_AIM OF THE TASK_
Give the data again, word for word.

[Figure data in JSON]
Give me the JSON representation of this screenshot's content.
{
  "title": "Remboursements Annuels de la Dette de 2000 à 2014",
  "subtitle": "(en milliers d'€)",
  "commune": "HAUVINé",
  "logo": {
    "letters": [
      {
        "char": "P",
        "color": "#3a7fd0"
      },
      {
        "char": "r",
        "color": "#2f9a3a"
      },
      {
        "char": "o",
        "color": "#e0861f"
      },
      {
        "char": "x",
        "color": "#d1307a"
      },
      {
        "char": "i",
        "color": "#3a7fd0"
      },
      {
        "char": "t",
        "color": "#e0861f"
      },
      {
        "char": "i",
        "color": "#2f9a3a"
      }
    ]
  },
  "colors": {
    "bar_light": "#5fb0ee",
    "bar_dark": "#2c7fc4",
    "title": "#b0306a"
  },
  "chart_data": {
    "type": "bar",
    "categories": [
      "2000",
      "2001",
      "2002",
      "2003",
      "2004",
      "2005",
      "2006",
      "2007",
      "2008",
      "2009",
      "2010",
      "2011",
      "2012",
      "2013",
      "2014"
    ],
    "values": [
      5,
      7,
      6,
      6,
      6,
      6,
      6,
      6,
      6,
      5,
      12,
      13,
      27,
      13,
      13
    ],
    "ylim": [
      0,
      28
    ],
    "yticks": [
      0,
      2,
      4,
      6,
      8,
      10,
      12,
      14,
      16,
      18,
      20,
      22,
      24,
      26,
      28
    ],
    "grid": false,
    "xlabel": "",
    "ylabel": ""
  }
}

_TASK OUTPUT_
Give me the JSON representation of this screenshot's content.
{
  "title": "Remboursements Annuels de la Dette de 2000 à 2014",
  "subtitle": "(en milliers d'€)",
  "commune": "HAUVINé",
  "logo": {
    "letters": [
      {
        "char": "P",
        "color": "#3a7fd0"
      },
      {
        "char": "r",
        "color": "#2f9a3a"
      },
      {
        "char": "o",
        "color": "#e0861f"
      },
      {
        "char": "x",
        "color": "#d1307a"
      },
      {
        "char": "i",
        "color": "#3a7fd0"
      },
      {
        "char": "t",
        "color": "#e0861f"
      },
      {
        "char": "i",
        "color": "#2f9a3a"
      }
    ]
  },
  "colors": {
    "bar_light": "#5fb0ee",
    "bar_dark": "#2c7fc4",
    "title": "#b0306a"
  },
  "chart_data": {
    "type": "bar",
    "categories": [
      "2000",
      "2001",
      "2002",
      "2003",
      "2004",
      "2005",
      "2006",
      "2007",
      "2008",
      "2009",
      "2010",
      "2011",
      "2012",
      "2013",
      "2014"
    ],
    "values": [
      5,
      7,
      6,
      6,
      6,
      6,
      6,
      6,
      6,
      5,
      12,
      13,
      27,
      13,
      13
    ],
    "ylim": [
      0,
      28
    ],
    "yticks": [
      0,
      2,
      4,
      6,
      8,
      10,
      12,
      14,
      16,
      18,
      20,
      22,
      24,
      26,
      28
    ],
    "grid": false,
    "xlabel": "",
    "ylabel": ""
  }
}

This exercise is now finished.